◆ AUFGABENSTELLUNG: Schreiben Sie bitte aus dem Blogbeitrag den Abschnitt ab, der mit den Worten „Sonntag, 19. Mai“ beginnt und mit „Koalition zu sprengen?“ schließt.

Sonntag, 19. Mai 2019

Danke, Strache

von Fragolin

Ach je, kaum ist man in einer arbeitsbedingten Blogpause, schon geht es rund. Hui hui, Staatsaffäre, Neuwahlen, Filzmaier auf allen Kanälen…

Ich habe keine Zeit für eine ausführlichere Analyse, deshalb die Kurzform:
Ich halte die ÖVP / EVP für den Drahtzieher.
Folge dem Nutzen…

Die Fragen sind ja, wer hat die Falle über Monate geschickt aufgebaut und endlich zuschnappen lassen und warum wurde die nicht im NR-Wahlkampf genutzt sondern erst jetzt kurz vor der EU-Wahl, um die Koalition zu sprengen?
Es riecht nach einem Erpressungsvideo, das bereits angefertigt wurde, als abzusehen war, dass Blau in die Regierung einzieht. Wer hat ein Interesse an einem erpressbaren Koalitionspartner?
Ich möchte mal einige meiner immer wieder offen kommunizierten Gedanken der letzten Jahre wiederholen:
1. FPÖ-Wähler wählen die FPÖ nicht wegen, sondern trotz Strache. Der Mann ist, ausgerechnet neben Gudenus, eine wandelnde Peinlichkeit und nicht unbedingt die hellste Kerze auf Gottes großem Kandelaber.

2. Kurz ist hoch intrigant. Deshalb konnte der niemals mit Kern; zwei narzisstische Alphamännchen, das ist unmöglich. Für Macht tun beide alles. Einen Koalitionspartner zu erpressen, ihn zu schwächen oder gar die Koalition zu sprengen, nur um an noch mehr Macht zu kommen, traue ich ihm ohne Weiteres sofort zu. Was nicht mein Lob für seine Verdienste schmälert, aber ich schätze ihn in seinem Streben nach Macht als etwas ein, was ich hier aus juristischen Gründen lieber nicht erwähne.

3. Kurz ist eine machtgeile EU-Sockenpuppe. Sein angeblicher „Alleingang“ bei der Balkanroute entpuppte sich bereits als mit Brüssel akkordierte Aktion und seine Wortmeldungen dortselbst stehen oft in krassem Widerspruch zu dem, was er hier ablässt. Er steht für die Verteilung von „Flüchtlingen“ in der EU und die Bestrafung derer, die nicht mitmachen wollen, wettert gegen Orban und steht Seit‘ an Seit‘ mit Macron.
Er hat beste Connections zu Leuten wie Benko und ist auch gut vernetzt in jenem Gespinst, in dessen Mitte immer wieder ein „Philantrop“ sitzt, den zu kritisieren einen bereits zu einem glühenden ultrarechtsradikalen Antisemiten stempelt.

◆ BEREITGESTELLTE EINTRÄGE:
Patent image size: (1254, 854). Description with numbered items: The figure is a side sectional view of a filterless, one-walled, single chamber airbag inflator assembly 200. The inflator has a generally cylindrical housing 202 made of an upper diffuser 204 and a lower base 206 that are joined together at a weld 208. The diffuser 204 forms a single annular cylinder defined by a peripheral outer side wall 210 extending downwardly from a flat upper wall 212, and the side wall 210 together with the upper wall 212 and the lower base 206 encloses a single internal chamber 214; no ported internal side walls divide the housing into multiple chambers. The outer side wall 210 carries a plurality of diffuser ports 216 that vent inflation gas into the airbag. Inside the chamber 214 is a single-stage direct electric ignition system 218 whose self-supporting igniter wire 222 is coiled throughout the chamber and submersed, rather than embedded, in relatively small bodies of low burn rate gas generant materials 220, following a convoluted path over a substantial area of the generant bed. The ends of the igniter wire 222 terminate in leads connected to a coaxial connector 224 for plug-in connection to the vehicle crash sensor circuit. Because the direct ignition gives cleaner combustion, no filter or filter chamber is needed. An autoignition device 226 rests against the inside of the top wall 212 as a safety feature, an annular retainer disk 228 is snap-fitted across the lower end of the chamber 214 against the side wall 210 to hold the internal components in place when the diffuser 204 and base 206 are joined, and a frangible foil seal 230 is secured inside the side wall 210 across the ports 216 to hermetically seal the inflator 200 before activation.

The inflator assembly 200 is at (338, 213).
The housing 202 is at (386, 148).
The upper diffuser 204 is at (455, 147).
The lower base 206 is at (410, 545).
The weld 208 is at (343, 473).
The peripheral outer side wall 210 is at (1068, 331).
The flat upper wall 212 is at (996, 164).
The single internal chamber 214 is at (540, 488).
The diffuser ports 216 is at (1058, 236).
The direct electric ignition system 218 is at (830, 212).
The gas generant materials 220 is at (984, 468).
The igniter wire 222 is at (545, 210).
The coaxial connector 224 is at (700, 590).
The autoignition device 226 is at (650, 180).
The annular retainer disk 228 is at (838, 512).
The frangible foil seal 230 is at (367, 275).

◆ LÖSUNG:
Sonntag, 19. Mai 2019

Danke, Strache

von Fragolin

Ach je, kaum ist man in einer arbeitsbedingten Blogpause, schon geht es rund. Hui hui, Staatsaffäre, Neuwahlen, Filzmaier auf allen Kanälen…

Ich habe keine Zeit für eine ausführlichere Analyse, deshalb die Kurzform:
Ich halte die ÖVP / EVP für den Drahtzieher.
Folge dem Nutzen…

Die Fragen sind ja, wer hat die Falle über Monate geschickt aufgebaut und endlich zuschnappen lassen und warum wurde die nicht im NR-Wahlkampf genutzt sondern erst jetzt kurz vor der EU-Wahl, um die Koalition zu sprengen?